→ **Aim**:
Transcribe every entry word for word. Skip the pictures.
------------------------
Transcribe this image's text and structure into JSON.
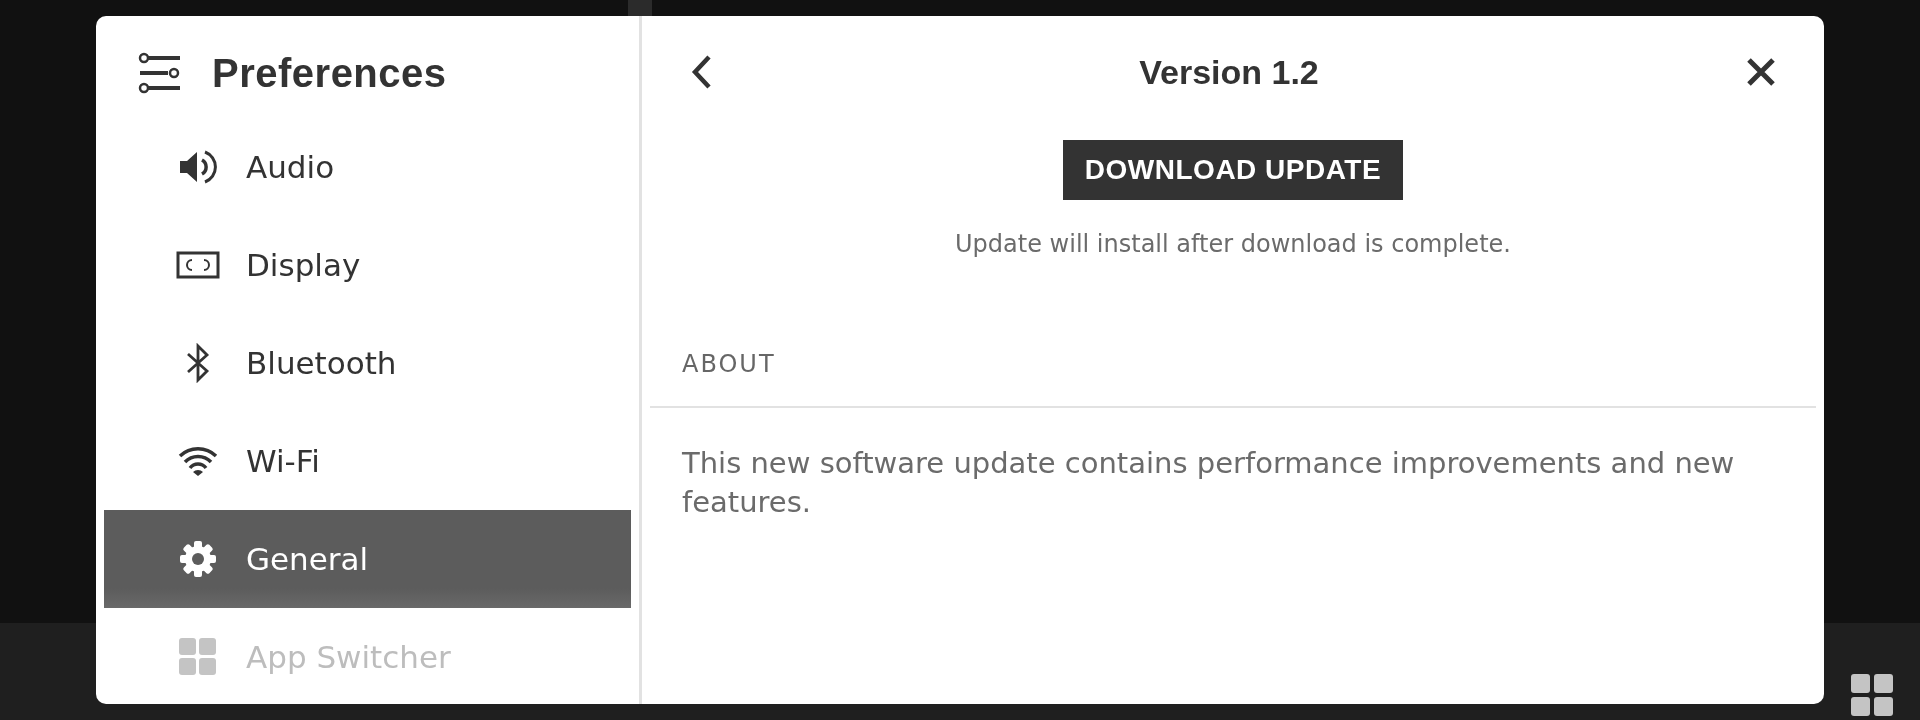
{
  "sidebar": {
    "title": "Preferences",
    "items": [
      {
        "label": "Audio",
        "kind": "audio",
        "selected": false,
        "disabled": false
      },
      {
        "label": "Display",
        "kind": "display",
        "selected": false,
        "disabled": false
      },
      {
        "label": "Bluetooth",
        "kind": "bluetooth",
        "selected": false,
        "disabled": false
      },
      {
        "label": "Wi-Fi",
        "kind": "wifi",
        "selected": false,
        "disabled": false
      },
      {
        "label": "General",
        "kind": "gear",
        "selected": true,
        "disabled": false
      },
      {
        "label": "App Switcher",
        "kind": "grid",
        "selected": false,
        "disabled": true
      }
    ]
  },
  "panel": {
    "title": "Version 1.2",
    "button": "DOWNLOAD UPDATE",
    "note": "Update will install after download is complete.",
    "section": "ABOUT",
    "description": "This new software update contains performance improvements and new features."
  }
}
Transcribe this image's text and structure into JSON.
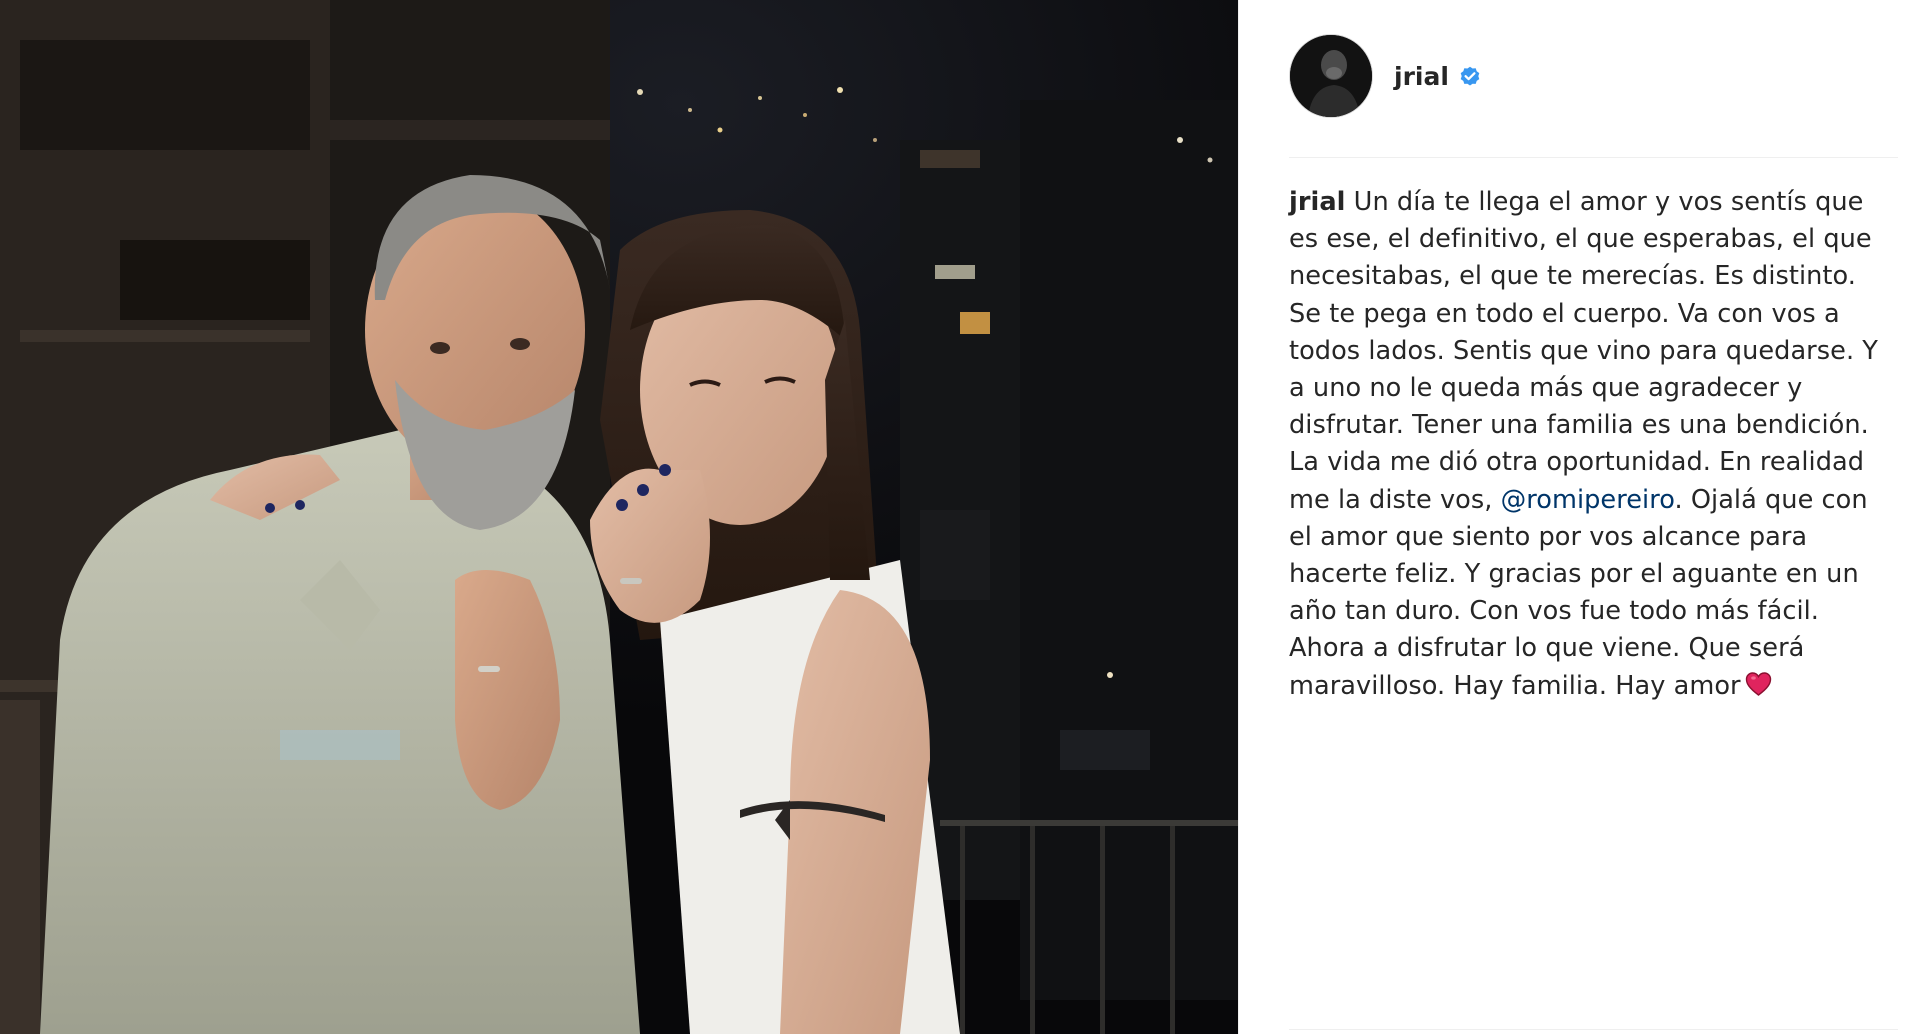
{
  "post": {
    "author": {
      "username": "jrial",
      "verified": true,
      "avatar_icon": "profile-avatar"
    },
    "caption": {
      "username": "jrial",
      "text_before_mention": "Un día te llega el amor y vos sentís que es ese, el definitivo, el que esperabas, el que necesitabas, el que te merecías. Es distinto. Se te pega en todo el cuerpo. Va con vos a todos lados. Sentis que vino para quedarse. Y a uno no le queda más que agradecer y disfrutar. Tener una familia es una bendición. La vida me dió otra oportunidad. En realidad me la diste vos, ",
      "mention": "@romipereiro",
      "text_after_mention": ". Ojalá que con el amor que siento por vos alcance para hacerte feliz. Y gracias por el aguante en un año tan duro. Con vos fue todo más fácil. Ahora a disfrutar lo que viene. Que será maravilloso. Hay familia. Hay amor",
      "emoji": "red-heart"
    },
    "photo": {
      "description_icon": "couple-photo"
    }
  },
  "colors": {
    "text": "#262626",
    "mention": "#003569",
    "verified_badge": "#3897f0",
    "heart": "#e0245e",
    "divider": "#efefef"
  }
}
------------------------
→ **Solution to this task**:
Transcribe this image's text and structure into JSON.
{
  "sidebar": {
    "title": "Preferences",
    "items": [
      {
        "label": "Audio",
        "kind": "audio",
        "selected": false,
        "disabled": false
      },
      {
        "label": "Display",
        "kind": "display",
        "selected": false,
        "disabled": false
      },
      {
        "label": "Bluetooth",
        "kind": "bluetooth",
        "selected": false,
        "disabled": false
      },
      {
        "label": "Wi-Fi",
        "kind": "wifi",
        "selected": false,
        "disabled": false
      },
      {
        "label": "General",
        "kind": "gear",
        "selected": true,
        "disabled": false
      },
      {
        "label": "App Switcher",
        "kind": "grid",
        "selected": false,
        "disabled": true
      }
    ]
  },
  "panel": {
    "title": "Version 1.2",
    "button": "DOWNLOAD UPDATE",
    "note": "Update will install after download is complete.",
    "section": "ABOUT",
    "description": "This new software update contains performance improvements and new features."
  }
}
Transcribe this image's text and structure into JSON.
{
  "post": {
    "author": {
      "username": "jrial",
      "verified": true,
      "avatar_icon": "profile-avatar"
    },
    "caption": {
      "username": "jrial",
      "text_before_mention": "Un día te llega el amor y vos sentís que es ese, el definitivo, el que esperabas, el que necesitabas, el que te merecías. Es distinto. Se te pega en todo el cuerpo. Va con vos a todos lados. Sentis que vino para quedarse. Y a uno no le queda más que agradecer y disfrutar. Tener una familia es una bendición. La vida me dió otra oportunidad. En realidad me la diste vos, ",
      "mention": "@romipereiro",
      "text_after_mention": ". Ojalá que con el amor que siento por vos alcance para hacerte feliz. Y gracias por el aguante en un año tan duro. Con vos fue todo más fácil. Ahora a disfrutar lo que viene. Que será maravilloso. Hay familia. Hay amor",
      "emoji": "red-heart"
    },
    "photo": {
      "description_icon": "couple-photo"
    }
  },
  "colors": {
    "text": "#262626",
    "mention": "#003569",
    "verified_badge": "#3897f0",
    "heart": "#e0245e",
    "divider": "#efefef"
  }
}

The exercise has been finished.